» Task statement
Return the full material exactly.
--- START Supplied material ---
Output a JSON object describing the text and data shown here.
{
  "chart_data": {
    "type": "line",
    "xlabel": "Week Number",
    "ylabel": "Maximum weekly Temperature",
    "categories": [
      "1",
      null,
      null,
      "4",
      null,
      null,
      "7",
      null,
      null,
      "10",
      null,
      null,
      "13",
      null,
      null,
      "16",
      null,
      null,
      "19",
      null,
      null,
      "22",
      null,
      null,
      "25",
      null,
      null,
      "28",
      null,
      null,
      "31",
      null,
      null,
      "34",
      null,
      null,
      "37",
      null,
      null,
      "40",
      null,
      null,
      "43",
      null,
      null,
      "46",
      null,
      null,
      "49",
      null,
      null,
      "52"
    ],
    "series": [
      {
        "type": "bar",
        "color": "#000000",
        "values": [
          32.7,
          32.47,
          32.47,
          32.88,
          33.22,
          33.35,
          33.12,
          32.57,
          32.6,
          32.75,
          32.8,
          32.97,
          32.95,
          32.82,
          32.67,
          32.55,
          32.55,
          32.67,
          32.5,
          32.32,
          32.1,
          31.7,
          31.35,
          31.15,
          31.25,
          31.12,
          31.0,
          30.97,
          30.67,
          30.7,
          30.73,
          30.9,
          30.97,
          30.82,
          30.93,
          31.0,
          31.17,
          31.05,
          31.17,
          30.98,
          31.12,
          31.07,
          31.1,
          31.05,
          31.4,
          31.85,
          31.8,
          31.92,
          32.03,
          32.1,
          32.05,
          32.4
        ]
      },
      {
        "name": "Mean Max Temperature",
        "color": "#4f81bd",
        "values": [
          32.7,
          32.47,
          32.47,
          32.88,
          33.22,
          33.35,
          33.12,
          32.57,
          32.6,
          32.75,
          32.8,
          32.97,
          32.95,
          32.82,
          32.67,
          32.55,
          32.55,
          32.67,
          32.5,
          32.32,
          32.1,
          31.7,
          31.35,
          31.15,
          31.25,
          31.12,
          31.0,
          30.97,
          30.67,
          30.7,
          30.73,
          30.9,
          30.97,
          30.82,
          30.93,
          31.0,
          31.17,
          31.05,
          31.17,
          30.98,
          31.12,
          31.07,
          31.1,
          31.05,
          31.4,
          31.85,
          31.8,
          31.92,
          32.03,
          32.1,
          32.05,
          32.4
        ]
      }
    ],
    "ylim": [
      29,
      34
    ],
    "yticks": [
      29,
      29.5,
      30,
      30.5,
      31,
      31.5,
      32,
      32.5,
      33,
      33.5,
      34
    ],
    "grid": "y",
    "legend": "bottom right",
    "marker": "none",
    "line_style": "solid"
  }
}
--- END Supplied material ---
» Written answer
Output a JSON object describing the text and data shown here.
{
  "chart_data": {
    "type": "line",
    "xlabel": "Week Number",
    "ylabel": "Maximum weekly Temperature",
    "categories": [
      "1",
      null,
      null,
      "4",
      null,
      null,
      "7",
      null,
      null,
      "10",
      null,
      null,
      "13",
      null,
      null,
      "16",
      null,
      null,
      "19",
      null,
      null,
      "22",
      null,
      null,
      "25",
      null,
      null,
      "28",
      null,
      null,
      "31",
      null,
      null,
      "34",
      null,
      null,
      "37",
      null,
      null,
      "40",
      null,
      null,
      "43",
      null,
      null,
      "46",
      null,
      null,
      "49",
      null,
      null,
      "52"
    ],
    "series": [
      {
        "type": "bar",
        "color": "#000000",
        "values": [
          32.7,
          32.47,
          32.47,
          32.88,
          33.22,
          33.35,
          33.12,
          32.57,
          32.6,
          32.75,
          32.8,
          32.97,
          32.95,
          32.82,
          32.67,
          32.55,
          32.55,
          32.67,
          32.5,
          32.32,
          32.1,
          31.7,
          31.35,
          31.15,
          31.25,
          31.12,
          31.0,
          30.97,
          30.67,
          30.7,
          30.73,
          30.9,
          30.97,
          30.82,
          30.93,
          31.0,
          31.17,
          31.05,
          31.17,
          30.98,
          31.12,
          31.07,
          31.1,
          31.05,
          31.4,
          31.85,
          31.8,
          31.92,
          32.03,
          32.1,
          32.05,
          32.4
        ]
      },
      {
        "name": "Mean Max Temperature",
        "color": "#4f81bd",
        "values": [
          32.7,
          32.47,
          32.47,
          32.88,
          33.22,
          33.35,
          33.12,
          32.57,
          32.6,
          32.75,
          32.8,
          32.97,
          32.95,
          32.82,
          32.67,
          32.55,
          32.55,
          32.67,
          32.5,
          32.32,
          32.1,
          31.7,
          31.35,
          31.15,
          31.25,
          31.12,
          31.0,
          30.97,
          30.67,
          30.7,
          30.73,
          30.9,
          30.97,
          30.82,
          30.93,
          31.0,
          31.17,
          31.05,
          31.17,
          30.98,
          31.12,
          31.07,
          31.1,
          31.05,
          31.4,
          31.85,
          31.8,
          31.92,
          32.03,
          32.1,
          32.05,
          32.4
        ]
      }
    ],
    "ylim": [
      29,
      34
    ],
    "yticks": [
      29,
      29.5,
      30,
      30.5,
      31,
      31.5,
      32,
      32.5,
      33,
      33.5,
      34
    ],
    "grid": "y",
    "legend": "bottom right",
    "marker": "none",
    "line_style": "solid"
  }
}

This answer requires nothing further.